__Your goal__
Output the data that follows exactly, line for line.

Dataset entries:
- - - - - - -
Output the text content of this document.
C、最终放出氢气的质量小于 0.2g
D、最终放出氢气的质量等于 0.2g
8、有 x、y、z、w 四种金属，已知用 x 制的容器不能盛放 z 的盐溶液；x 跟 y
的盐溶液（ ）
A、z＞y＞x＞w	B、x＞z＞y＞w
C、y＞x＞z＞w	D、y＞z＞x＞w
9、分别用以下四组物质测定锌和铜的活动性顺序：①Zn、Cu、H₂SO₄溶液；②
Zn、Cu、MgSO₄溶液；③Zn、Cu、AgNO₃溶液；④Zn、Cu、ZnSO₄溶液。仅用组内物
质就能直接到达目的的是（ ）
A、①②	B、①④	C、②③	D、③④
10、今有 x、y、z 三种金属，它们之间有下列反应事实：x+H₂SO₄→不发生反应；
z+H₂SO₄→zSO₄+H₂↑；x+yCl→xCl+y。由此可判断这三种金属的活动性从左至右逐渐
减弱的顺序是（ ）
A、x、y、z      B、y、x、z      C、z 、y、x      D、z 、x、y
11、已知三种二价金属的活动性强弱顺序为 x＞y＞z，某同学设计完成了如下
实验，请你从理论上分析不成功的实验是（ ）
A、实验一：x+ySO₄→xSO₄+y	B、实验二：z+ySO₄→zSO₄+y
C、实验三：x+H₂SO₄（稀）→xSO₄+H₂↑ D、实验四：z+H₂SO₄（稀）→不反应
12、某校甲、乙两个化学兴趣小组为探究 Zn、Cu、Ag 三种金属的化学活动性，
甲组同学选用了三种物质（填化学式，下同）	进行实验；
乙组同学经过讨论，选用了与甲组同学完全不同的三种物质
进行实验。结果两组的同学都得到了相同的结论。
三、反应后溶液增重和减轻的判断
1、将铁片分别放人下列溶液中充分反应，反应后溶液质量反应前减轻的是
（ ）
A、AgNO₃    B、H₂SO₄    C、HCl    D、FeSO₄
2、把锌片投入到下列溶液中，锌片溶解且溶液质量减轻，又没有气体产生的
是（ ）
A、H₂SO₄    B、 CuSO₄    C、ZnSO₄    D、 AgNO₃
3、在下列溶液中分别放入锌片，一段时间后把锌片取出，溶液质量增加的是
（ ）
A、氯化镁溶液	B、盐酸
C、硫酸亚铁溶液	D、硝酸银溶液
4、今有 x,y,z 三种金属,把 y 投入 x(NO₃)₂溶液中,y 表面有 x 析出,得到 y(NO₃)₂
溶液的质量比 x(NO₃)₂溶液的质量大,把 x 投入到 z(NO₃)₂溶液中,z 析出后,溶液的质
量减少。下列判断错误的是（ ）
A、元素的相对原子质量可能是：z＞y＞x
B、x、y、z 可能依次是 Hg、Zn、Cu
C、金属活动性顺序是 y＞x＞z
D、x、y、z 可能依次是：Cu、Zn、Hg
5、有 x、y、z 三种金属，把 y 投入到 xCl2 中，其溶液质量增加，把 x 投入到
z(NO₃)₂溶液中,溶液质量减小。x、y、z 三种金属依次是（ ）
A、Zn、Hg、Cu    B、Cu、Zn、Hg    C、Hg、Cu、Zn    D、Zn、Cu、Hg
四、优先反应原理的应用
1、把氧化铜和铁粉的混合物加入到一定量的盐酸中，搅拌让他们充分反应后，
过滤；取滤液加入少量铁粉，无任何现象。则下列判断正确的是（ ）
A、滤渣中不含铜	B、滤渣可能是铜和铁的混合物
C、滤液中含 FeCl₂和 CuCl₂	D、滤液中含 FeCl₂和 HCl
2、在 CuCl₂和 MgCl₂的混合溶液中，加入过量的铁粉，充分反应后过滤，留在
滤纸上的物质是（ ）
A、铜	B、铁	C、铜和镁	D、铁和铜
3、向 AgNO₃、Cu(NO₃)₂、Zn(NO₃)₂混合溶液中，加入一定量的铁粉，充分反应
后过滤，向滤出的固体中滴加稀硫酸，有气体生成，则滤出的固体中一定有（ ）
- - - - - - -
__Result below__
Output the text content of this document.
C、最终放出氢气的质量小于 0.2g
D、最终放出氢气的质量等于 0.2g
8、有 x、y、z、w 四种金属，已知用 x 制的容器不能盛放 z 的盐溶液；x 跟 y
的盐溶液（ ）
A、z＞y＞x＞w	B、x＞z＞y＞w
C、y＞x＞z＞w	D、y＞z＞x＞w
9、分别用以下四组物质测定锌和铜的活动性顺序：①Zn、Cu、H₂SO₄溶液；②
Zn、Cu、MgSO₄溶液；③Zn、Cu、AgNO₃溶液；④Zn、Cu、ZnSO₄溶液。仅用组内物
质就能直接到达目的的是（ ）
A、①②	B、①④	C、②③	D、③④
10、今有 x、y、z 三种金属，它们之间有下列反应事实：x+H₂SO₄→不发生反应；
z+H₂SO₄→zSO₄+H₂↑；x+yCl→xCl+y。由此可判断这三种金属的活动性从左至右逐渐
减弱的顺序是（ ）
A、x、y、z      B、y、x、z      C、z 、y、x      D、z 、x、y
11、已知三种二价金属的活动性强弱顺序为 x＞y＞z，某同学设计完成了如下
实验，请你从理论上分析不成功的实验是（ ）
A、实验一：x+ySO₄→xSO₄+y	B、实验二：z+ySO₄→zSO₄+y
C、实验三：x+H₂SO₄（稀）→xSO₄+H₂↑ D、实验四：z+H₂SO₄（稀）→不反应
12、某校甲、乙两个化学兴趣小组为探究 Zn、Cu、Ag 三种金属的化学活动性，
甲组同学选用了三种物质（填化学式，下同）	进行实验；
乙组同学经过讨论，选用了与甲组同学完全不同的三种物质
进行实验。结果两组的同学都得到了相同的结论。
三、反应后溶液增重和减轻的判断
1、将铁片分别放人下列溶液中充分反应，反应后溶液质量反应前减轻的是
（ ）
A、AgNO₃    B、H₂SO₄    C、HCl    D、FeSO₄
2、把锌片投入到下列溶液中，锌片溶解且溶液质量减轻，又没有气体产生的
是（ ）
A、H₂SO₄    B、 CuSO₄    C、ZnSO₄    D、 AgNO₃
3、在下列溶液中分别放入锌片，一段时间后把锌片取出，溶液质量增加的是
（ ）
A、氯化镁溶液	B、盐酸
C、硫酸亚铁溶液	D、硝酸银溶液
4、今有 x,y,z 三种金属,把 y 投入 x(NO₃)₂溶液中,y 表面有 x 析出,得到 y(NO₃)₂
溶液的质量比 x(NO₃)₂溶液的质量大,把 x 投入到 z(NO₃)₂溶液中,z 析出后,溶液的质
量减少。下列判断错误的是（ ）
A、元素的相对原子质量可能是：z＞y＞x
B、x、y、z 可能依次是 Hg、Zn、Cu
C、金属活动性顺序是 y＞x＞z
D、x、y、z 可能依次是：Cu、Zn、Hg
5、有 x、y、z 三种金属，把 y 投入到 xCl2 中，其溶液质量增加，把 x 投入到
z(NO₃)₂溶液中,溶液质量减小。x、y、z 三种金属依次是（ ）
A、Zn、Hg、Cu    B、Cu、Zn、Hg    C、Hg、Cu、Zn    D、Zn、Cu、Hg
四、优先反应原理的应用
1、把氧化铜和铁粉的混合物加入到一定量的盐酸中，搅拌让他们充分反应后，
过滤；取滤液加入少量铁粉，无任何现象。则下列判断正确的是（ ）
A、滤渣中不含铜	B、滤渣可能是铜和铁的混合物
C、滤液中含 FeCl₂和 CuCl₂	D、滤液中含 FeCl₂和 HCl
2、在 CuCl₂和 MgCl₂的混合溶液中，加入过量的铁粉，充分反应后过滤，留在
滤纸上的物质是（ ）
A、铜	B、铁	C、铜和镁	D、铁和铜
3、向 AgNO₃、Cu(NO₃)₂、Zn(NO₃)₂混合溶液中，加入一定量的铁粉，充分反应
后过滤，向滤出的固体中滴加稀硫酸，有气体生成，则滤出的固体中一定有（ ）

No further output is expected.